Set out every line bearing the string "ordering".

** START TASK INPUTS **

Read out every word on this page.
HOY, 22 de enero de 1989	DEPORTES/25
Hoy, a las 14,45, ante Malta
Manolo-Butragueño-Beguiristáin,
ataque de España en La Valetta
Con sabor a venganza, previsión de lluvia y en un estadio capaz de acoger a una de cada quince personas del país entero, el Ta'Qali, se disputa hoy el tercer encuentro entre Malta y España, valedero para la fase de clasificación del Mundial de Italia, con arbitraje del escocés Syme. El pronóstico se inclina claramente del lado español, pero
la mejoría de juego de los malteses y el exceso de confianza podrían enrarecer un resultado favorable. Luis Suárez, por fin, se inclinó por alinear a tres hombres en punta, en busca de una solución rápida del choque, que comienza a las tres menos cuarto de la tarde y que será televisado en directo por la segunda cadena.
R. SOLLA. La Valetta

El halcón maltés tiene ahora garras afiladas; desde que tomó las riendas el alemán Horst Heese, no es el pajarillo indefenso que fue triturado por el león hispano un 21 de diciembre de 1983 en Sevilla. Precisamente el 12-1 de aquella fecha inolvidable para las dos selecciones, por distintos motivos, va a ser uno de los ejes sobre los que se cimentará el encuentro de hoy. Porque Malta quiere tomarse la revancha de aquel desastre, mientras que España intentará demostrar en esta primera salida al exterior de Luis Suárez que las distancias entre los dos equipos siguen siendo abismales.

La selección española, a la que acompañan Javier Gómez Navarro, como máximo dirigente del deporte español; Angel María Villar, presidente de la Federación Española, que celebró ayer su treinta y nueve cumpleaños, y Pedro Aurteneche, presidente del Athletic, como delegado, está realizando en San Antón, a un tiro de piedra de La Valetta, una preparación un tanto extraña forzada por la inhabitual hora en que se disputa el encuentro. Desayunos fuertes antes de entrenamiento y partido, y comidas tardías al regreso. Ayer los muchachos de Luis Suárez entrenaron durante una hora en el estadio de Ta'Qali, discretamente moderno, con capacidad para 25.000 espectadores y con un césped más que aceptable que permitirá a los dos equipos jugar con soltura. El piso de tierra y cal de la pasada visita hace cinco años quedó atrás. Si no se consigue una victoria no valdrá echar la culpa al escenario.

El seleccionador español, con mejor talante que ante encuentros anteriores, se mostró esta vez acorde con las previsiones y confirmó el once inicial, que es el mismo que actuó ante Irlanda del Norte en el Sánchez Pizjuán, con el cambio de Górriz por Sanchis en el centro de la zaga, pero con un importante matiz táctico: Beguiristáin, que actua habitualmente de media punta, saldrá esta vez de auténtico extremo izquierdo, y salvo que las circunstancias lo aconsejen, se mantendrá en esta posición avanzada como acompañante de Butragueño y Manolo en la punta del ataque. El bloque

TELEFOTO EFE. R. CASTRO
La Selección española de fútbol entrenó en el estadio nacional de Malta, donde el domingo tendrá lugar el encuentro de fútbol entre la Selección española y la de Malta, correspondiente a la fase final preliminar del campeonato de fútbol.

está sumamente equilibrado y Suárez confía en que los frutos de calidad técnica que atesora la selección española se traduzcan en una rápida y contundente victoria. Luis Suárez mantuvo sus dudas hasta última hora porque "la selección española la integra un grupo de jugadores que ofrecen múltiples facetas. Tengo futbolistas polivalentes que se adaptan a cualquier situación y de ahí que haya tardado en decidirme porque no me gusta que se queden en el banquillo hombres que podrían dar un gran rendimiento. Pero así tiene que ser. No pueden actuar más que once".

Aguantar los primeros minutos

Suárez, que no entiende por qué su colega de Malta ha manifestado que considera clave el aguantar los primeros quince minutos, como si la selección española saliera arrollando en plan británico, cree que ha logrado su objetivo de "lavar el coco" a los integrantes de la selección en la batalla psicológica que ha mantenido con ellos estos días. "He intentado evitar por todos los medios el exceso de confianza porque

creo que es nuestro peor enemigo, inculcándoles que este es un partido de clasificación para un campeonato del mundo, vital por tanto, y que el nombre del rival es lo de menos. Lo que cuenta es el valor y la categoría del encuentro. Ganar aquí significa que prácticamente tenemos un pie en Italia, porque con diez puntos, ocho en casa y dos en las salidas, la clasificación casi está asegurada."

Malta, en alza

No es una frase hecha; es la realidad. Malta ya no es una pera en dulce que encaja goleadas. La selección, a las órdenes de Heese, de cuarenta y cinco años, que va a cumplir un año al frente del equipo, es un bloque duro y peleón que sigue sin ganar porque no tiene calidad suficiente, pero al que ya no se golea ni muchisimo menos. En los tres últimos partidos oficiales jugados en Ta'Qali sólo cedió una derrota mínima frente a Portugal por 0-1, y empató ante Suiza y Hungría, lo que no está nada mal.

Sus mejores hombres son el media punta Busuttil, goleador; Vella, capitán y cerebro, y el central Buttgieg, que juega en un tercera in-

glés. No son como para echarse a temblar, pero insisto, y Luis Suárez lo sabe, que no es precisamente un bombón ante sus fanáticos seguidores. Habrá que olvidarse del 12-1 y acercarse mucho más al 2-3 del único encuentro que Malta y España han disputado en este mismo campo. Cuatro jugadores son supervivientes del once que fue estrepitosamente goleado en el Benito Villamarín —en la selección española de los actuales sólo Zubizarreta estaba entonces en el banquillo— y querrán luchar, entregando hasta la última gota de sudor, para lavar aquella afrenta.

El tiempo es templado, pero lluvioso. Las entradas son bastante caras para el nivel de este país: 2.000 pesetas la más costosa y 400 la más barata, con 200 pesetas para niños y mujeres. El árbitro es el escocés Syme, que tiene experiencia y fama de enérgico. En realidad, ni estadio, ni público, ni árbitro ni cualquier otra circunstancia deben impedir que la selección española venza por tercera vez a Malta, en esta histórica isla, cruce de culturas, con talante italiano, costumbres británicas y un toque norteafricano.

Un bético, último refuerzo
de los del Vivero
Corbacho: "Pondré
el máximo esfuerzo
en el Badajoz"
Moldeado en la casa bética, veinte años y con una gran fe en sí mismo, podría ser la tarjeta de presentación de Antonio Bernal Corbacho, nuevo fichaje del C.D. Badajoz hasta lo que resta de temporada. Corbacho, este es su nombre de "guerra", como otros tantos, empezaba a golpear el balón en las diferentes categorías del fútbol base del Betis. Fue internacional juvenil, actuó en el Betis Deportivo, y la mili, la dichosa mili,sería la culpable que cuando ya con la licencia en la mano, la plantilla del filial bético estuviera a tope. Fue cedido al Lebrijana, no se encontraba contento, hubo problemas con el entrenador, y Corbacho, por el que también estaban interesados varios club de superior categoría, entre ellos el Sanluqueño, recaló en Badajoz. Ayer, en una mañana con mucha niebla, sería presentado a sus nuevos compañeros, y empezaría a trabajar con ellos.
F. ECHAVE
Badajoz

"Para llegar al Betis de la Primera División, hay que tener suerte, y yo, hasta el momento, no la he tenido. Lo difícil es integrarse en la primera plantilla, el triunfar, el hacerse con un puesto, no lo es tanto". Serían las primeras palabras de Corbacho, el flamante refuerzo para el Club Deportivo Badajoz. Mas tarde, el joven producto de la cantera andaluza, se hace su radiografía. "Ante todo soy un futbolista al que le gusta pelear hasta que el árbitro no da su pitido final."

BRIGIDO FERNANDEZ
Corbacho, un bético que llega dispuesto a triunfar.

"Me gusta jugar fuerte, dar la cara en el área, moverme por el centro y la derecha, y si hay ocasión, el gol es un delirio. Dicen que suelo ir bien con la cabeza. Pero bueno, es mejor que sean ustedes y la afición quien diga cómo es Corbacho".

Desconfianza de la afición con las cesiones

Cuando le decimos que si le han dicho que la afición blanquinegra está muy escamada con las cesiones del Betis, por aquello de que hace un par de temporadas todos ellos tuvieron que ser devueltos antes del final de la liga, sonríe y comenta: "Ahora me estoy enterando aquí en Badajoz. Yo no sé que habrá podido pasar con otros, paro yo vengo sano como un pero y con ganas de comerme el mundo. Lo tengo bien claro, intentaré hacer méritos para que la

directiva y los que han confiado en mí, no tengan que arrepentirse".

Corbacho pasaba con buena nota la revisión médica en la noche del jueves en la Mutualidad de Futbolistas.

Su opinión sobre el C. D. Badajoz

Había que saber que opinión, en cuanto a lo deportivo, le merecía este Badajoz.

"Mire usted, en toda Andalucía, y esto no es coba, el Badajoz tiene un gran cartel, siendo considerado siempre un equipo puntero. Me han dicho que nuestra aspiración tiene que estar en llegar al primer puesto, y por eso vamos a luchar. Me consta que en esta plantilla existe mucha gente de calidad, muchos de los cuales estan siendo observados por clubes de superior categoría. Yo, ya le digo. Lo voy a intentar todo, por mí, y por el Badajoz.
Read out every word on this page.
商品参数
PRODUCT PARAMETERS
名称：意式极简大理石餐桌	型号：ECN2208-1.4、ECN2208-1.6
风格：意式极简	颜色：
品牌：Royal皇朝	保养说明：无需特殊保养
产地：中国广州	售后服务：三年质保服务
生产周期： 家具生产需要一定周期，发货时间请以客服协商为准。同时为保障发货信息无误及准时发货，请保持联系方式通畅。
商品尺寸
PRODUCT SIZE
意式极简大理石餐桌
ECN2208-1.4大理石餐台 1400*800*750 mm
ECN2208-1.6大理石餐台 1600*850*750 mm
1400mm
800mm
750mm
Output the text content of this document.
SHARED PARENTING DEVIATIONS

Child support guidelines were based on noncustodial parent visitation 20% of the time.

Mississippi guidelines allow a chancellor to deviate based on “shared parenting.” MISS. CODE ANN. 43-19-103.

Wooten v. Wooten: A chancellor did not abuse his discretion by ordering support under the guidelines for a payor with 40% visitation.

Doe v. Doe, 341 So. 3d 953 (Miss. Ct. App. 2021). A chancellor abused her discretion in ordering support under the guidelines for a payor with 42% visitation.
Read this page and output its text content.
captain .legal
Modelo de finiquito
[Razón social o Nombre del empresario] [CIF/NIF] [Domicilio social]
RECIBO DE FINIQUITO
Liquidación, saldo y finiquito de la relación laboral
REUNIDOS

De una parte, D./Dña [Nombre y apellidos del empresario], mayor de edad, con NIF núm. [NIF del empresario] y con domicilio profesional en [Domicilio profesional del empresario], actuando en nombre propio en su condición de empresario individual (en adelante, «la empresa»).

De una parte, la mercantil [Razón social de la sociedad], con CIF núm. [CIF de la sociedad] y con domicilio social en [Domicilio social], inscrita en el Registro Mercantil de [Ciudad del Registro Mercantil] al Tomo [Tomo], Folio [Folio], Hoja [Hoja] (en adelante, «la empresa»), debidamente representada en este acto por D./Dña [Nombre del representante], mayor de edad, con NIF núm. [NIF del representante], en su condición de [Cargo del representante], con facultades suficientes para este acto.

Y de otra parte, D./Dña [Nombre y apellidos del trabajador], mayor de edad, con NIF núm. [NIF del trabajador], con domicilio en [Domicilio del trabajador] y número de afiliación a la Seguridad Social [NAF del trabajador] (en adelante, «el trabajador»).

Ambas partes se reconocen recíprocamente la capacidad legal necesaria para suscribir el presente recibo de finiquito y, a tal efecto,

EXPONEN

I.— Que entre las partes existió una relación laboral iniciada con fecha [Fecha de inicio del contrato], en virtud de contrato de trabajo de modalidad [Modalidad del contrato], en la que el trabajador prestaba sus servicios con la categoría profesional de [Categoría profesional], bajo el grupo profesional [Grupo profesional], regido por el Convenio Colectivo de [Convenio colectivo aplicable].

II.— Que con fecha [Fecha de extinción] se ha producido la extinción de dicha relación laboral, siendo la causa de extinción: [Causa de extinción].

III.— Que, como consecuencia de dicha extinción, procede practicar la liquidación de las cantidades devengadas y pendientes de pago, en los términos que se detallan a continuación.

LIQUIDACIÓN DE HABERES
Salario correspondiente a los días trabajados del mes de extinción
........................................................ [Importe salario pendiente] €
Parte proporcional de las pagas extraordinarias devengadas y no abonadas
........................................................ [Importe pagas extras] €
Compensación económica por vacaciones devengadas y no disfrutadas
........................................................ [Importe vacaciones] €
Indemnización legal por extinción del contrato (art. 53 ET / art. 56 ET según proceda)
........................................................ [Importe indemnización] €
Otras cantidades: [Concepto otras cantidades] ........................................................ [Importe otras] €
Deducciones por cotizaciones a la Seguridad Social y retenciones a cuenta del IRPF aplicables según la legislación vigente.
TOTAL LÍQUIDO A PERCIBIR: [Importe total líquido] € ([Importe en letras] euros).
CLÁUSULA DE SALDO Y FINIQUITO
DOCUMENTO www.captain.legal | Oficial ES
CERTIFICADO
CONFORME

** END TASK INPUTS **

RESPONSE FOR THIS EXERCISE:
Wooten v. Wooten: A chancellor did not abuse his discretion by ordering support under the guidelines for a payor with 40% visitation.
Doe v. Doe, 341 So. 3d 953 (Miss. Ct. App. 2021). A chancellor abused her discretion in ordering support under the guidelines for a payor with 42% visitation.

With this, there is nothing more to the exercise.